JOB:
Output every line exactly as written. Leave out pictures.
⁂
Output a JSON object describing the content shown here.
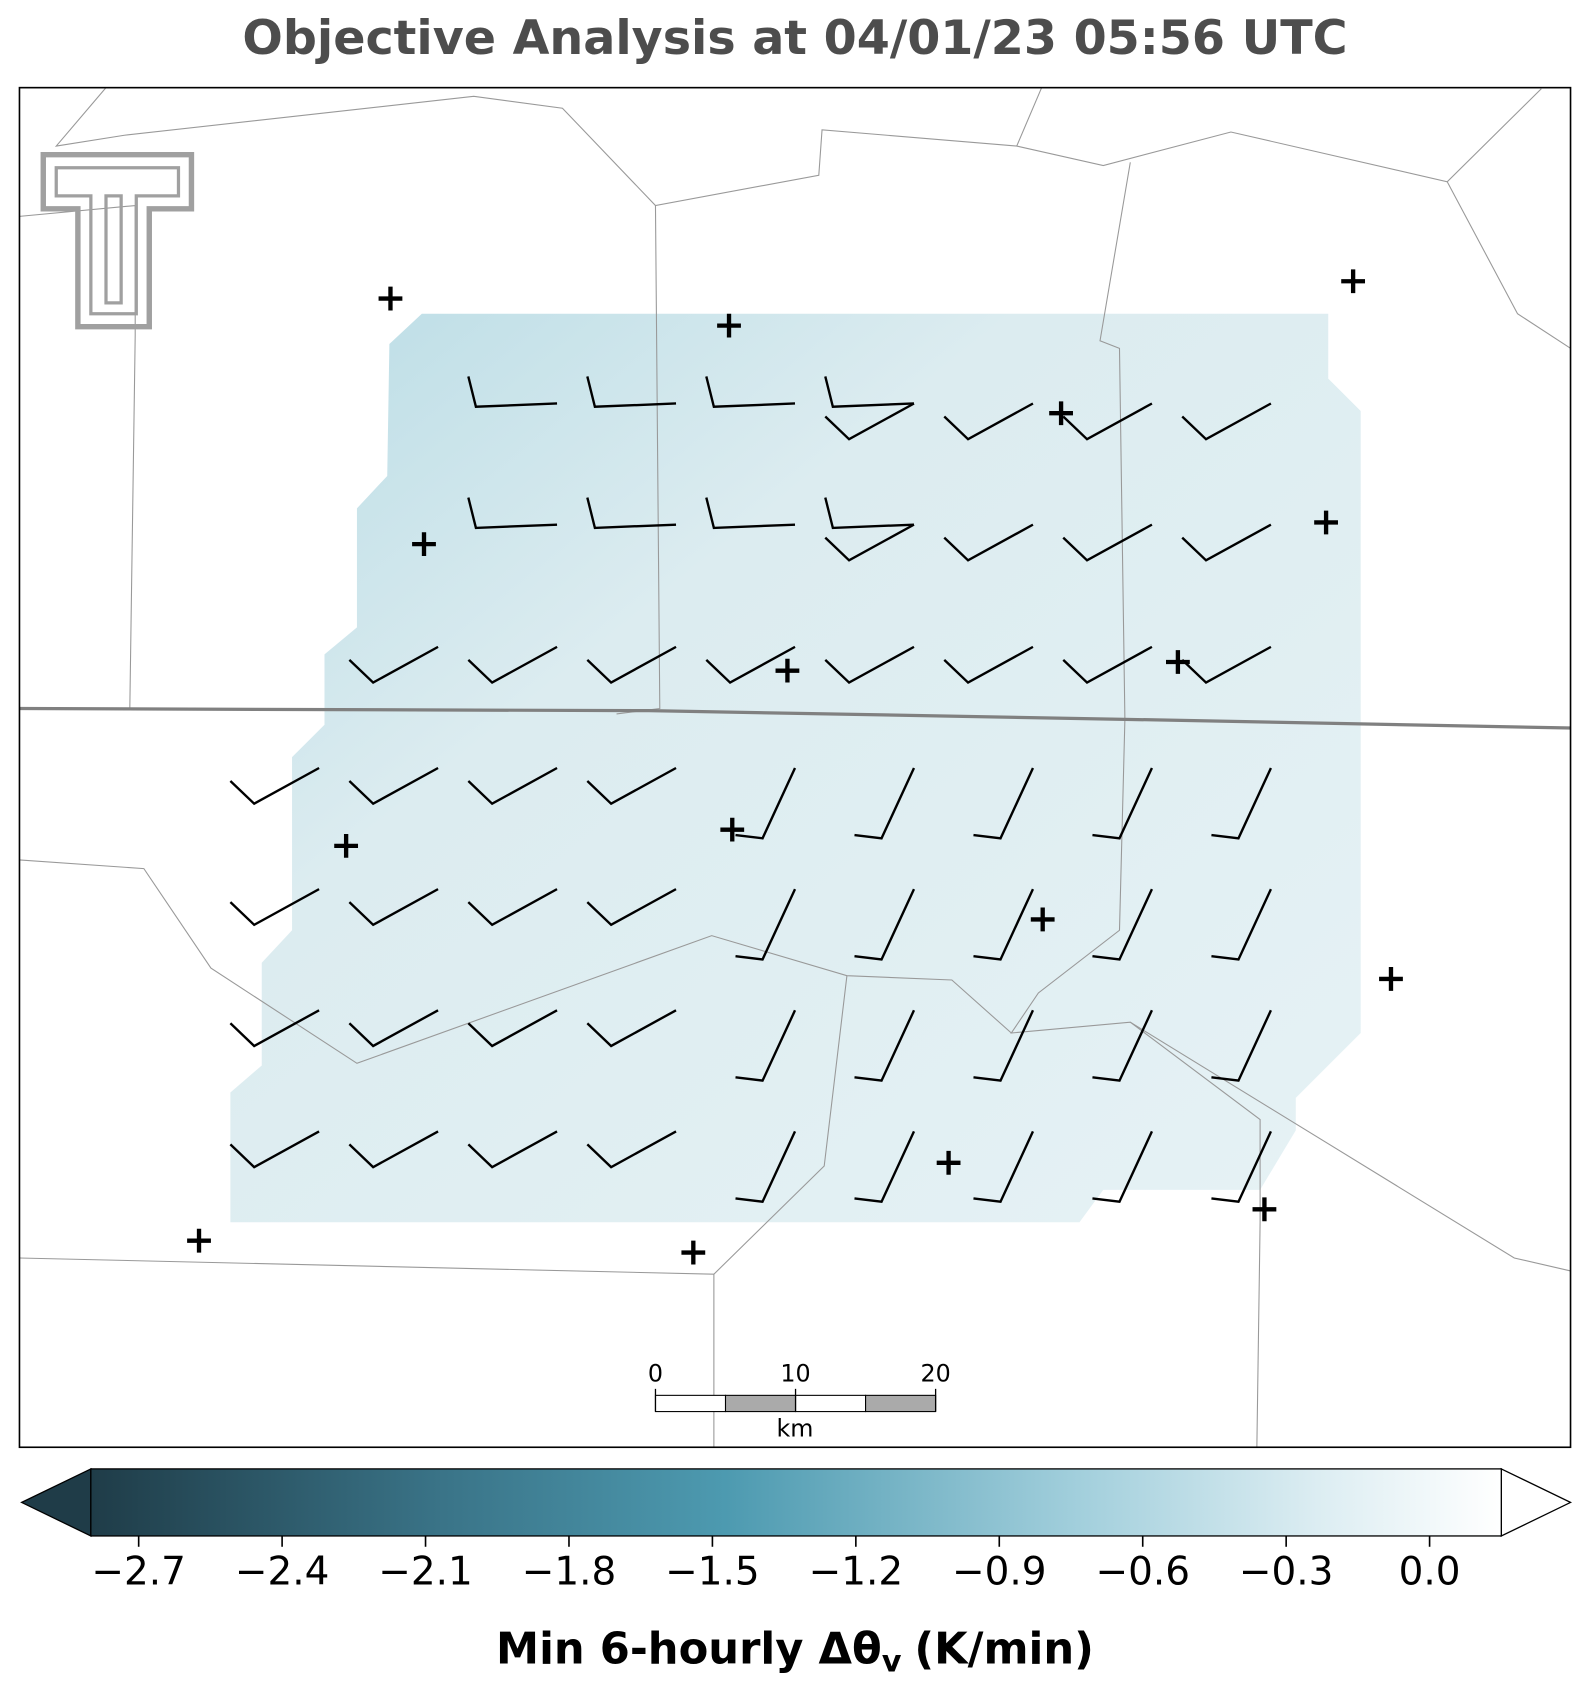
{
  "title": "Objective Analysis at 04/01/23 05:56 UTC",
  "colorbar": {
    "clim": [
      -2.8,
      0.15
    ],
    "ticks": [
      {
        "value": -2.7,
        "label": "−2.7"
      },
      {
        "value": -2.4,
        "label": "−2.4"
      },
      {
        "value": -2.1,
        "label": "−2.1"
      },
      {
        "value": -1.8,
        "label": "−1.8"
      },
      {
        "value": -1.5,
        "label": "−1.5"
      },
      {
        "value": -1.2,
        "label": "−1.2"
      },
      {
        "value": -0.9,
        "label": "−0.9"
      },
      {
        "value": -0.6,
        "label": "−0.6"
      },
      {
        "value": -0.3,
        "label": "−0.3"
      },
      {
        "value": 0,
        "label": "0.0"
      }
    ],
    "label": {
      "text": "Min 6-hourly Δθ",
      "subscript": "v",
      "suffix": "(K/min)"
    }
  },
  "scale_bar": {
    "xlim": [
      0,
      20
    ],
    "ticks": [
      0,
      10,
      20
    ],
    "unit": "km"
  }
}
⁂
THE SOLUTION:
Output a JSON object describing the content shown here.
{
  "title": "Objective Analysis at 04/01/23 05:56 UTC",
  "colorbar": {
    "clim": [
      -2.8,
      0.15
    ],
    "ticks": [
      {
        "value": -2.7,
        "label": "−2.7"
      },
      {
        "value": -2.4,
        "label": "−2.4"
      },
      {
        "value": -2.1,
        "label": "−2.1"
      },
      {
        "value": -1.8,
        "label": "−1.8"
      },
      {
        "value": -1.5,
        "label": "−1.5"
      },
      {
        "value": -1.2,
        "label": "−1.2"
      },
      {
        "value": -0.9,
        "label": "−0.9"
      },
      {
        "value": -0.6,
        "label": "−0.6"
      },
      {
        "value": -0.3,
        "label": "−0.3"
      },
      {
        "value": 0,
        "label": "0.0"
      }
    ],
    "label": {
      "text": "Min 6-hourly Δθ",
      "subscript": "v",
      "suffix": "(K/min)"
    }
  },
  "scale_bar": {
    "xlim": [
      0,
      20
    ],
    "ticks": [
      0,
      10,
      20
    ],
    "unit": "km"
  }
}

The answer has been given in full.